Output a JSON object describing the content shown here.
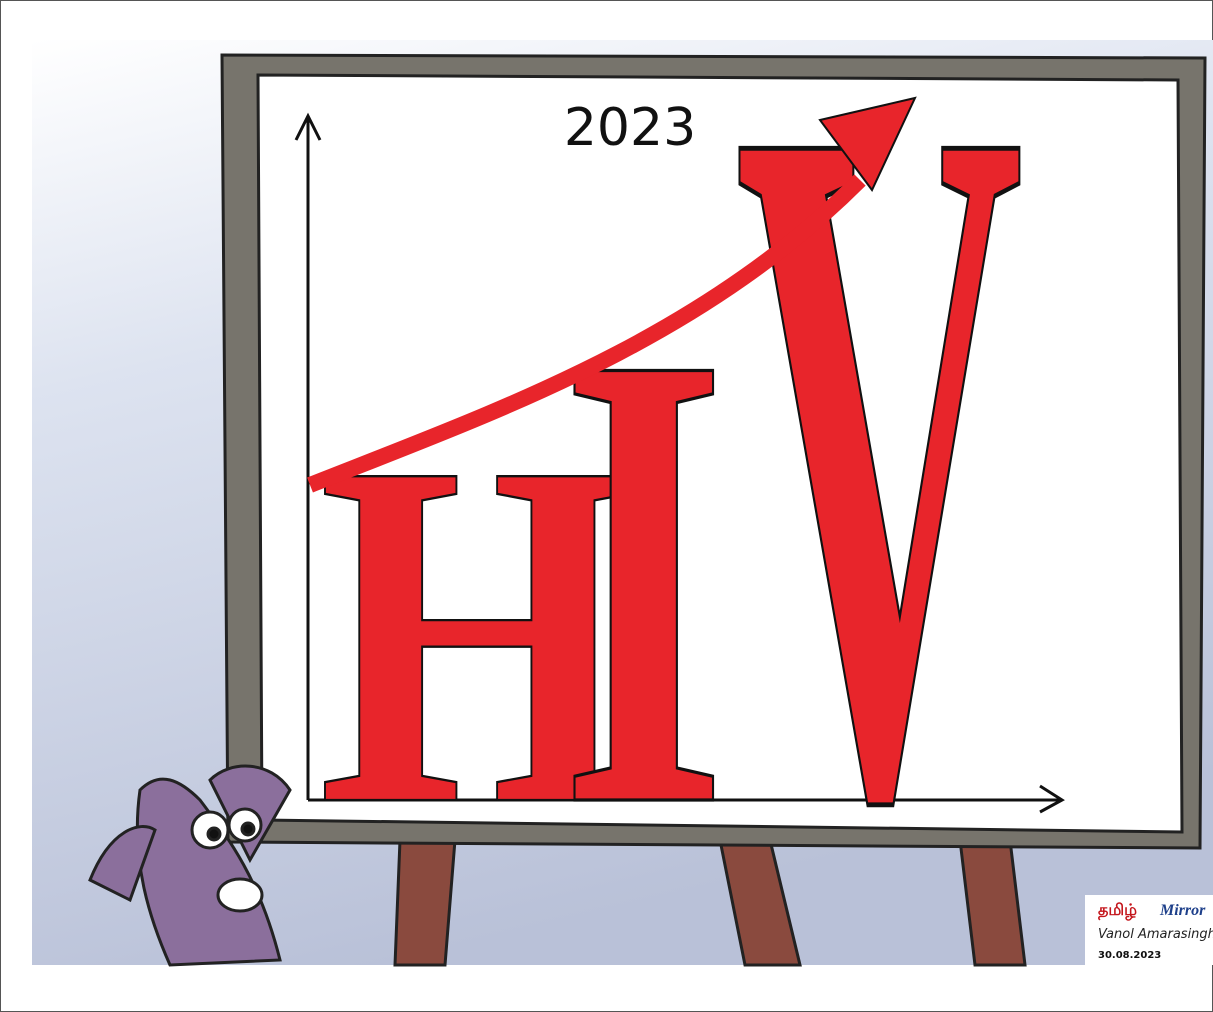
{
  "title": "2023",
  "letters": [
    "H",
    "I",
    "V"
  ],
  "logo": {
    "tamil": "தமிழ்",
    "brand": "Mirror"
  },
  "signature": "Vanol Amarasinghe",
  "date": "30.08.2023"
}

——

__Written problem__:
Pictures are excluded; repeat every record exactly.

__Task result__:
Output a JSON object describing the content shown here.
{
  "title": "2023",
  "letters": [
    "H",
    "I",
    "V"
  ],
  "logo": {
    "tamil": "தமிழ்",
    "brand": "Mirror"
  },
  "signature": "Vanol Amarasinghe",
  "date": "30.08.2023"
}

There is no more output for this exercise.